### Set problem
How many lines in the records below contain the word "наружный"? Answer with the number alone.

### Stored records
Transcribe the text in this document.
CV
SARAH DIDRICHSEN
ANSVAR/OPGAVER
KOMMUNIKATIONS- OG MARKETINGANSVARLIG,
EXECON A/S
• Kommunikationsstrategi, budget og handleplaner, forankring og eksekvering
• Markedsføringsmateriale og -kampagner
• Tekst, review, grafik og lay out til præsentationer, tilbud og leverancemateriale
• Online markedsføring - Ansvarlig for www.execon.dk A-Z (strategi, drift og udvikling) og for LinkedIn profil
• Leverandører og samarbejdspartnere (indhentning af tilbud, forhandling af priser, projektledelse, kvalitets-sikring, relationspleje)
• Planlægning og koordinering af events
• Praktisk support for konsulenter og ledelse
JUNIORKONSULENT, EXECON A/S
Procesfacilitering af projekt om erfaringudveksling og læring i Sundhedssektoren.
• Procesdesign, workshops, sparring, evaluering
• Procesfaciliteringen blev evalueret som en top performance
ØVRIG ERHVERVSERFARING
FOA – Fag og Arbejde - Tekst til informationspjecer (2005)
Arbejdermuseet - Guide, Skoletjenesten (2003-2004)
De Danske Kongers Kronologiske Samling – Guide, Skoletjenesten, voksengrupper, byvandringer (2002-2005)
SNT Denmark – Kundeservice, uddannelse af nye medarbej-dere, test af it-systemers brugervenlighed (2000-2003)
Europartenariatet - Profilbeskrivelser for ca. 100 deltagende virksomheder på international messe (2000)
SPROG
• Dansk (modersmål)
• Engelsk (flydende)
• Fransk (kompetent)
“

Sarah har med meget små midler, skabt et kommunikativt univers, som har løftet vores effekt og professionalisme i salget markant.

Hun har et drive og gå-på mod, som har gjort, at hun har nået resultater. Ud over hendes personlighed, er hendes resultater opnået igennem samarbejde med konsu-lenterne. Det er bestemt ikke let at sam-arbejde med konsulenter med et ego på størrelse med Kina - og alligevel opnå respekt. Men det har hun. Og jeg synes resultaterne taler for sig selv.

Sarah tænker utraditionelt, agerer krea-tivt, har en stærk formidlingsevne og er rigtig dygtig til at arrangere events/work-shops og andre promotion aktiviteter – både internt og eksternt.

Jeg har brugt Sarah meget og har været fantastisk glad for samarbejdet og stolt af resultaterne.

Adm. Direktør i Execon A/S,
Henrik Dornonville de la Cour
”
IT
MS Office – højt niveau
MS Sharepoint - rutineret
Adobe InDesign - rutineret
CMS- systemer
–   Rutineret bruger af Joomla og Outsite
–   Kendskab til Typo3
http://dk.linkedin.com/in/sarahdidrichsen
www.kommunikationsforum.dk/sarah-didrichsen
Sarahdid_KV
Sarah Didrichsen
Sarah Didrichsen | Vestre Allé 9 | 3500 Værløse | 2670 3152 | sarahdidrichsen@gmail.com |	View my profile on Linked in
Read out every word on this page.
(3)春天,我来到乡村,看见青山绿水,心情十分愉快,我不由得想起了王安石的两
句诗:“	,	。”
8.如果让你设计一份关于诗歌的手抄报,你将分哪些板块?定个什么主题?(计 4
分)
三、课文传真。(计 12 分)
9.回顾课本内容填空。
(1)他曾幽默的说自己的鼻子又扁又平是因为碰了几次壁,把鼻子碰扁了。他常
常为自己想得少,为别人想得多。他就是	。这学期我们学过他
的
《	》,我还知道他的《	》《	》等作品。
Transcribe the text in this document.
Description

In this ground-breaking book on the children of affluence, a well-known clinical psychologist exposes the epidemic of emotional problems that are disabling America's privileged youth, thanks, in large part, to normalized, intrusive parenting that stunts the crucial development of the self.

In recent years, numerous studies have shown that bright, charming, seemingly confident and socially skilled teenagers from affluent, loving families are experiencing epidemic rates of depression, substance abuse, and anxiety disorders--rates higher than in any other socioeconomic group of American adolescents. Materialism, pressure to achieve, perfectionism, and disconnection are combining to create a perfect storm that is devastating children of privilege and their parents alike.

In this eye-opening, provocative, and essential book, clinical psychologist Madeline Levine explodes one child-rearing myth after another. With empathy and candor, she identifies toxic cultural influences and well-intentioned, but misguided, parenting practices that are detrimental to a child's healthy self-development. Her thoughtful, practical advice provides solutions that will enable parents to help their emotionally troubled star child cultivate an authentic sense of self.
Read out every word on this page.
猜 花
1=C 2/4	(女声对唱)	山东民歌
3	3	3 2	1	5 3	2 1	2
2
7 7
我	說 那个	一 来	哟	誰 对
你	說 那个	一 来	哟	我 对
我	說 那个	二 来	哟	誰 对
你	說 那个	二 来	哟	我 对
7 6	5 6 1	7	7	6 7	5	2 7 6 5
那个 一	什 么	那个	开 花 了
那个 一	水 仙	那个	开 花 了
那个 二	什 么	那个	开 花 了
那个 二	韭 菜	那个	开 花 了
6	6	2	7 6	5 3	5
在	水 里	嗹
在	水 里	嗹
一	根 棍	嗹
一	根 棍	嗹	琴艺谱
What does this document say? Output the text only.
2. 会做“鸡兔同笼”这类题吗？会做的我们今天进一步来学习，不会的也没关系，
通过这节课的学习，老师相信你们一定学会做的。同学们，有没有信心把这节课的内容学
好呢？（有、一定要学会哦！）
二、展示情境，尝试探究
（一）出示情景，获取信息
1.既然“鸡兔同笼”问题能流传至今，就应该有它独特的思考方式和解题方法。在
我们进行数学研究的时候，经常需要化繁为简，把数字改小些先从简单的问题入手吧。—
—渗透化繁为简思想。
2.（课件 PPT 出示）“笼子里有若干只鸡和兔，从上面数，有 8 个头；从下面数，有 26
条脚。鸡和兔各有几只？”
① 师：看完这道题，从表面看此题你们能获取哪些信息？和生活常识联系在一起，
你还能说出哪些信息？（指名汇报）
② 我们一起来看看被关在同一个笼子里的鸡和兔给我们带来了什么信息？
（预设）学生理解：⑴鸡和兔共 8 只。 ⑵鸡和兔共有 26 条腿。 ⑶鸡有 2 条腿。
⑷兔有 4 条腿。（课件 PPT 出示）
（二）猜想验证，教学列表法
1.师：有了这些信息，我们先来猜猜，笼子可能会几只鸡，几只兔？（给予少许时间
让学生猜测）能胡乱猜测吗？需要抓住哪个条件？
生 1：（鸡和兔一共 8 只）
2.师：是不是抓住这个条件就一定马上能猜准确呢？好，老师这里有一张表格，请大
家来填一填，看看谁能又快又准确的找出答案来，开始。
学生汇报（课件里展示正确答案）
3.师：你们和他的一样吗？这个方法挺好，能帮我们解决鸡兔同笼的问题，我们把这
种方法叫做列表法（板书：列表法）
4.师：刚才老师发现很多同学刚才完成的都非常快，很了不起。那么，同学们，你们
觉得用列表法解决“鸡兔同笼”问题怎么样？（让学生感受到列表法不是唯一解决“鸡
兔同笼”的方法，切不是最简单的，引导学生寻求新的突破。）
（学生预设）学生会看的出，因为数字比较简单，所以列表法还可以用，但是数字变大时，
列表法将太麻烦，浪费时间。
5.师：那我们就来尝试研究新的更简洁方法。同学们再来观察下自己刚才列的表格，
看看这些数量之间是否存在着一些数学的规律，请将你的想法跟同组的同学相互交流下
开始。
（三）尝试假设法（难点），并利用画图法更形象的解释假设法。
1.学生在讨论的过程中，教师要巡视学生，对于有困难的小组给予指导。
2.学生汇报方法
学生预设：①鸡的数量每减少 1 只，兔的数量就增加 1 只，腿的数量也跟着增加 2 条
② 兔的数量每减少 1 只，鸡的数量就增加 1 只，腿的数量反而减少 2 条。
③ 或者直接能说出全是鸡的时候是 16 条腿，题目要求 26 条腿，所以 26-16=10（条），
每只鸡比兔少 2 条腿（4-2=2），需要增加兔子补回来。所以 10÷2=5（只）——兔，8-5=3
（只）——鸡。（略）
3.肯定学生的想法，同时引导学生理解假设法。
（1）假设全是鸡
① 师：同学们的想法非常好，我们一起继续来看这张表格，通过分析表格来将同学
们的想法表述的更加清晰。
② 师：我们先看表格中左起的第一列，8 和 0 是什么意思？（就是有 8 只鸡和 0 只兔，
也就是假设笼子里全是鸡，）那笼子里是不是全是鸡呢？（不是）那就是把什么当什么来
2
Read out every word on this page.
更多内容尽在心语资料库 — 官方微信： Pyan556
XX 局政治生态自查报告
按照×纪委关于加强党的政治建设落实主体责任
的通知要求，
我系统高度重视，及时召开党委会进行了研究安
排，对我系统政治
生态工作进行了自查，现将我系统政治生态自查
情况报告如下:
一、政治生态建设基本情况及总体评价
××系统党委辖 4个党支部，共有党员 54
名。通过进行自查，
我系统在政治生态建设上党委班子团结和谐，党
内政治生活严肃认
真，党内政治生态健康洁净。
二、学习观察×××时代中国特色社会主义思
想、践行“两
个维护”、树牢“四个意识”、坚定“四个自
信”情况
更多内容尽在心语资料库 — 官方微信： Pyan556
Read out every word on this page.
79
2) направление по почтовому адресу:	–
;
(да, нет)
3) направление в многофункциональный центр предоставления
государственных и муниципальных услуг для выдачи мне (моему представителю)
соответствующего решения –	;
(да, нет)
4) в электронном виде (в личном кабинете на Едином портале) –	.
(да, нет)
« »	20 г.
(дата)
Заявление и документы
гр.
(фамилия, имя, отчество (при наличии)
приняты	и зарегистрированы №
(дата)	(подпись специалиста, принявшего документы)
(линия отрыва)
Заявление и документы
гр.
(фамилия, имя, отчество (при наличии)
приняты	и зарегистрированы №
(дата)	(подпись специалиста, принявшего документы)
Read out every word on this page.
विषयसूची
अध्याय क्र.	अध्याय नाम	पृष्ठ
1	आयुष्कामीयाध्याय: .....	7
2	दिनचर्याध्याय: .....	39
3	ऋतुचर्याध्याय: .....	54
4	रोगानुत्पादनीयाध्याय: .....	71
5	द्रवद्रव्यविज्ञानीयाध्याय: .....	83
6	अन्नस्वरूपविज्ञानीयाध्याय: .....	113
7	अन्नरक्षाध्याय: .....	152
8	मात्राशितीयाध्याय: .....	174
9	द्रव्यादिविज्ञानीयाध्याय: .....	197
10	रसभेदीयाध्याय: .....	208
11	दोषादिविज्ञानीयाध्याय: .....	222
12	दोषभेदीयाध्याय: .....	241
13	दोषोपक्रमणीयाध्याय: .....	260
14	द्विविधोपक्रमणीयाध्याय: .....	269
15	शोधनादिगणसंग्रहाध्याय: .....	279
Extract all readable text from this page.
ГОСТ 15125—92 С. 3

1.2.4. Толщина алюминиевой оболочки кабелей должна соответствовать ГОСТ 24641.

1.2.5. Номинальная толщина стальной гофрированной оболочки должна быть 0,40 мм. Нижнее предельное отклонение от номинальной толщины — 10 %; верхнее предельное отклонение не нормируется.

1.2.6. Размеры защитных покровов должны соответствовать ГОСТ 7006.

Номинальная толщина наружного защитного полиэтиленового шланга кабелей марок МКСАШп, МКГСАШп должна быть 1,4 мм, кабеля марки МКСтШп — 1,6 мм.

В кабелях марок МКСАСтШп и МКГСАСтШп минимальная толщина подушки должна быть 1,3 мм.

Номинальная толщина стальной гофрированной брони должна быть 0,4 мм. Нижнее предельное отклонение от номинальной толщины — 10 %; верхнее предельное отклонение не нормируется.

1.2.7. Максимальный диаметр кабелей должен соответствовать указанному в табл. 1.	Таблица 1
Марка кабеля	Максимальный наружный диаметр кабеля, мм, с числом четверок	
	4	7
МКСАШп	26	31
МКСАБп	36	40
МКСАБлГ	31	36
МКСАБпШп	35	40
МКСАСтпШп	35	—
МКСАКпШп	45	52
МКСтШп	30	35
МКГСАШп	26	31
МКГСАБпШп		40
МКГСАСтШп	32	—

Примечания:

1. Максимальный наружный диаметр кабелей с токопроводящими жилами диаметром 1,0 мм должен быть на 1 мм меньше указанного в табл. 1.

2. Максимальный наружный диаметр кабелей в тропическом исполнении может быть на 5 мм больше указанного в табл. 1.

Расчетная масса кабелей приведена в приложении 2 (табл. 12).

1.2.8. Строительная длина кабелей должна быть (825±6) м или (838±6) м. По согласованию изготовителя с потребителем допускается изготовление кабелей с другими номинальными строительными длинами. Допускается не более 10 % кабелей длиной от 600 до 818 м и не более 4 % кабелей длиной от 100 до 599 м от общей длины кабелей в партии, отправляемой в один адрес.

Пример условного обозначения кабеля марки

### Final answer
3